Source data:
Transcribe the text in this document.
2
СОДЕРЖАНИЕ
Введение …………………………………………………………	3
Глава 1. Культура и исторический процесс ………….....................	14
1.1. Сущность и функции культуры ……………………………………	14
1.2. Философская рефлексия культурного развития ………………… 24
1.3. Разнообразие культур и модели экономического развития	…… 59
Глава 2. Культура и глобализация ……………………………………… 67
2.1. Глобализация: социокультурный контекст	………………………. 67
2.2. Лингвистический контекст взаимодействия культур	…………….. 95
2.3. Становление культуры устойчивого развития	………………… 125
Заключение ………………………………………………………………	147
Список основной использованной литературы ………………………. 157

Challenge.
All of the data needs to be reproduced exactly, with no line missing.

Solution to the exercise.
Transcribe the text in this document.
2
СОДЕРЖАНИЕ
Введение …………………………………………………………	3
Глава 1. Культура и исторический процесс ………….....................	14
1.1. Сущность и функции культуры ……………………………………	14
1.2. Философская рефлексия культурного развития ………………… 24
1.3. Разнообразие культур и модели экономического развития	…… 59
Глава 2. Культура и глобализация ……………………………………… 67
2.1. Глобализация: социокультурный контекст	………………………. 67
2.2. Лингвистический контекст взаимодействия культур	…………….. 95
2.3. Становление культуры устойчивого развития	………………… 125
Заключение ………………………………………………………………	147
Список основной использованной литературы ………………………. 157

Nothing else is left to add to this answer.